■ EXERCISE INSTRUCTIONS
Report all lines holding "JSON".
---------- EXERCISE DATA ----------
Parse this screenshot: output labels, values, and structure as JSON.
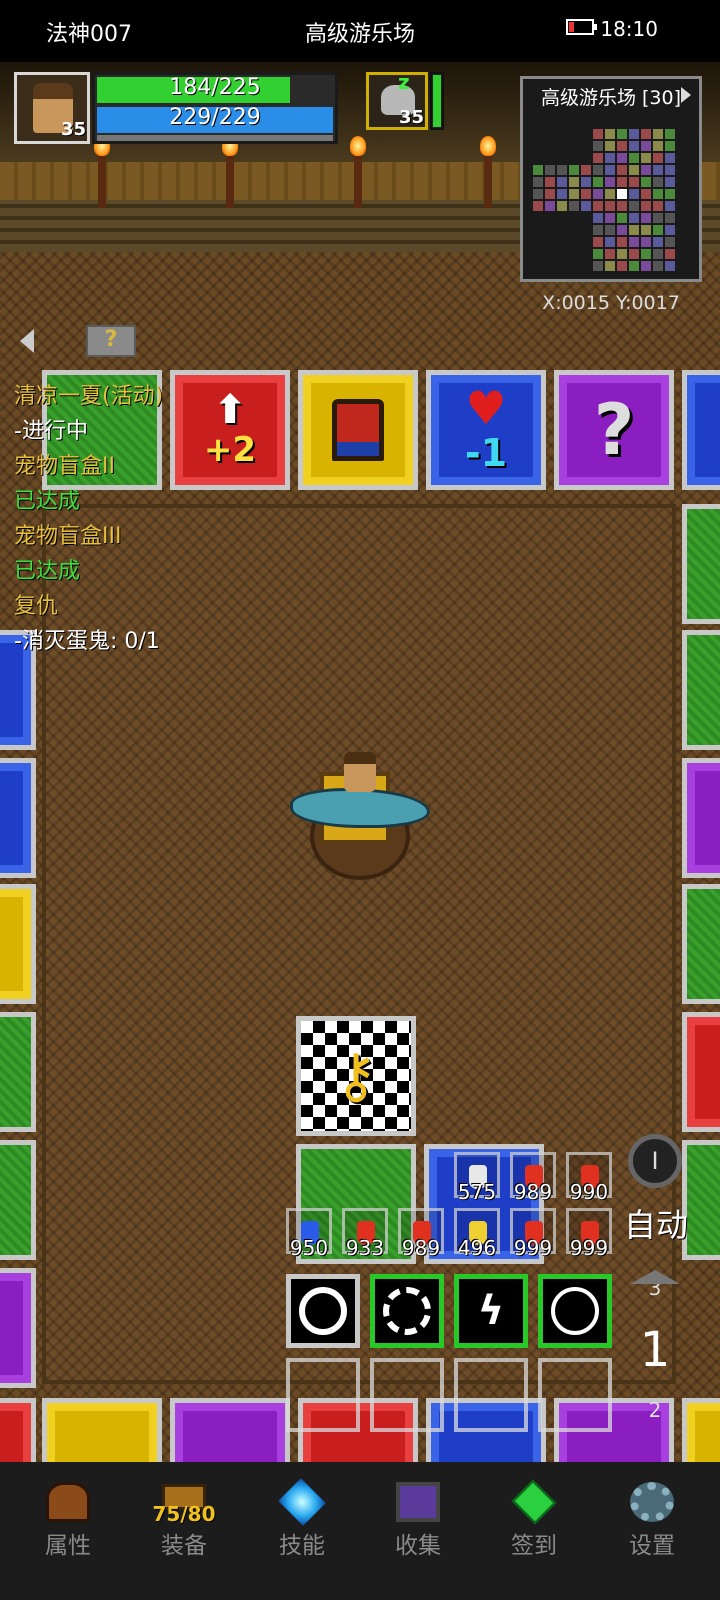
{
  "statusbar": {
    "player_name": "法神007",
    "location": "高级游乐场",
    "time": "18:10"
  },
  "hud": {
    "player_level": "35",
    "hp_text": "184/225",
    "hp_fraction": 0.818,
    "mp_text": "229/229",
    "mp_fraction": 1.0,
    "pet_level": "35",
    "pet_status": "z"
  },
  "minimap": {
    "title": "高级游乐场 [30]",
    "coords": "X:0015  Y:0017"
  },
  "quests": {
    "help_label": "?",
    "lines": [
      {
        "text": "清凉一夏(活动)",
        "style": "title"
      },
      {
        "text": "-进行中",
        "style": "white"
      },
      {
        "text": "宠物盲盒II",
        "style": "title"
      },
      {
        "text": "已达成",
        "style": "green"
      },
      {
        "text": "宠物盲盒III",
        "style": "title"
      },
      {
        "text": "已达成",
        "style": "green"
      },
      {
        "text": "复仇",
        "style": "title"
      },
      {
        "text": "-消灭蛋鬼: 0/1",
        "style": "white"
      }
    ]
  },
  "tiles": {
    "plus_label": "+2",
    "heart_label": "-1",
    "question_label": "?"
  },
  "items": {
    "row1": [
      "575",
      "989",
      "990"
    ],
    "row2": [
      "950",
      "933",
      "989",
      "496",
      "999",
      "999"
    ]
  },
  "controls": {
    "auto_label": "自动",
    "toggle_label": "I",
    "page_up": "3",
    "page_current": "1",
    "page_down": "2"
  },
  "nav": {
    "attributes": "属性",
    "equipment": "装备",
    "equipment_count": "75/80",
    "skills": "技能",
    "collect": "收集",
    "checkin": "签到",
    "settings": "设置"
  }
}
----------
---------- EXERCISE DATA ----------
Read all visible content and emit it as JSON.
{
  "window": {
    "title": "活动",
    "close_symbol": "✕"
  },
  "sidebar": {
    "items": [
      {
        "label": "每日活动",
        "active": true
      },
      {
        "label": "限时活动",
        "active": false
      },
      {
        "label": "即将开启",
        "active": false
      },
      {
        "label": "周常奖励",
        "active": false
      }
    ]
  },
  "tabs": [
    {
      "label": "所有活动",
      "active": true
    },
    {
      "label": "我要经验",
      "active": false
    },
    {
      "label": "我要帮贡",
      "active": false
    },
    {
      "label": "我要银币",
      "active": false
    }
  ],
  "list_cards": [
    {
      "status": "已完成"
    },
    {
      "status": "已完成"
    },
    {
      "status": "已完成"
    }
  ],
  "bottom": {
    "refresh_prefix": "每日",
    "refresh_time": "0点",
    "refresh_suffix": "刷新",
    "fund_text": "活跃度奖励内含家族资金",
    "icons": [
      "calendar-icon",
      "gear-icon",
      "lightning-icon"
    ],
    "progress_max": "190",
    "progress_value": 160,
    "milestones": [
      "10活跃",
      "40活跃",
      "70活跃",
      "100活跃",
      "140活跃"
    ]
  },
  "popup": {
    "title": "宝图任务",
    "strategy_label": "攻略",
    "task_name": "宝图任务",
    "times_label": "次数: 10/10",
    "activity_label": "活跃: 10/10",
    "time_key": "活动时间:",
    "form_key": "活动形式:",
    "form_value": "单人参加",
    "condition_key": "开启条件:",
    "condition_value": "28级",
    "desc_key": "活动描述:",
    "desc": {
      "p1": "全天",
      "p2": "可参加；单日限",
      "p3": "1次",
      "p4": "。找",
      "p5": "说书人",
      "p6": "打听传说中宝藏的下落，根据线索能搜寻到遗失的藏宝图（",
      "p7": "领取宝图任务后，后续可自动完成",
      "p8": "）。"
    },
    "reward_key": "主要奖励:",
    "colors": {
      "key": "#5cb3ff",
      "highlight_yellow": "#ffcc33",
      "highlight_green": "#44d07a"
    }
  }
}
----------
---------- EXERCISE DATA ----------
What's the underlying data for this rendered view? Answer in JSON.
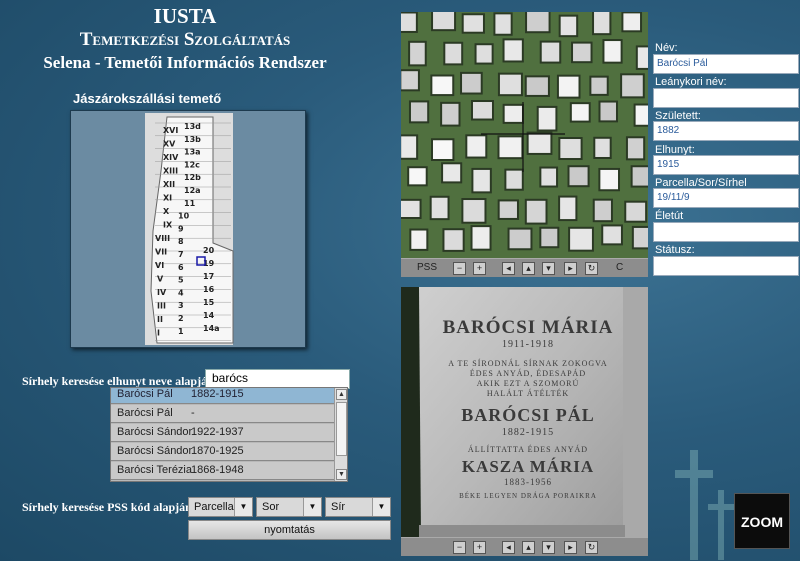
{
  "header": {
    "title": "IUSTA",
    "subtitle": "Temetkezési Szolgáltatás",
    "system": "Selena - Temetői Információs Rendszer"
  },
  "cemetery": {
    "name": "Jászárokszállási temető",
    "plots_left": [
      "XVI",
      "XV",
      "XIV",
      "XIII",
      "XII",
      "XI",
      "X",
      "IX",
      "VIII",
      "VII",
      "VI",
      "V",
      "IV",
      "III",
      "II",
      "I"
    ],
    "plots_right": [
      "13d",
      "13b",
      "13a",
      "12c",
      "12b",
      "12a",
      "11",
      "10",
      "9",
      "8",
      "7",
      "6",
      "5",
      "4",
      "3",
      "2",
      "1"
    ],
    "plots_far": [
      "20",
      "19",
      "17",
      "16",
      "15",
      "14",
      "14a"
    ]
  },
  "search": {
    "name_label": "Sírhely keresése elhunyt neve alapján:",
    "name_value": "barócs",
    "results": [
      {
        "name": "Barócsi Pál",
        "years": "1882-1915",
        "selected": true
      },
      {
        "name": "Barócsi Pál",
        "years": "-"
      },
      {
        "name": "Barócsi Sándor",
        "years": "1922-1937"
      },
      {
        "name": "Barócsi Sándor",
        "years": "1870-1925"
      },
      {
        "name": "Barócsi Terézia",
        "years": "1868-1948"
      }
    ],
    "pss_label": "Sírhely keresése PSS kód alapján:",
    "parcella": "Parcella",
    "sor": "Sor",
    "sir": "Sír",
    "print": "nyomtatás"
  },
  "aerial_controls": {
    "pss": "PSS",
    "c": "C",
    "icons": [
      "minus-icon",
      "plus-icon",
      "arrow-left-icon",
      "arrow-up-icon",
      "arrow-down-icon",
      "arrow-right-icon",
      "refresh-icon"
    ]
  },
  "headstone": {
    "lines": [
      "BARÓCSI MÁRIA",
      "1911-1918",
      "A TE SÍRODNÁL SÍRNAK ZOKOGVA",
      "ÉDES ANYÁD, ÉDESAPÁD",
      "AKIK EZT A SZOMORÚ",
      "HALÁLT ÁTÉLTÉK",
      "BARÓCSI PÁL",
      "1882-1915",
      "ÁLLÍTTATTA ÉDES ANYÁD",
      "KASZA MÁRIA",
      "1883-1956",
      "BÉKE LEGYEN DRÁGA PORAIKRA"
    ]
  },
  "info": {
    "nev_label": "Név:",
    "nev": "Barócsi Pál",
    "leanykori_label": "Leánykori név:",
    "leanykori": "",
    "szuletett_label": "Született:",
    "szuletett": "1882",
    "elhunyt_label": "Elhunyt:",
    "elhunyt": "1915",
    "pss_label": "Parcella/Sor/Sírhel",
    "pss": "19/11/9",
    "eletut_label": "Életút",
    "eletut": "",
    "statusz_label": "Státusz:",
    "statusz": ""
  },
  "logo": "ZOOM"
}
----------
■ REPLY TO THE TASK
Parse this screenshot: output labels, values, and structure as JSON.
Read all visible content and emit it as JSON.
What's the underlying data for this rendered view? Answer in JSON.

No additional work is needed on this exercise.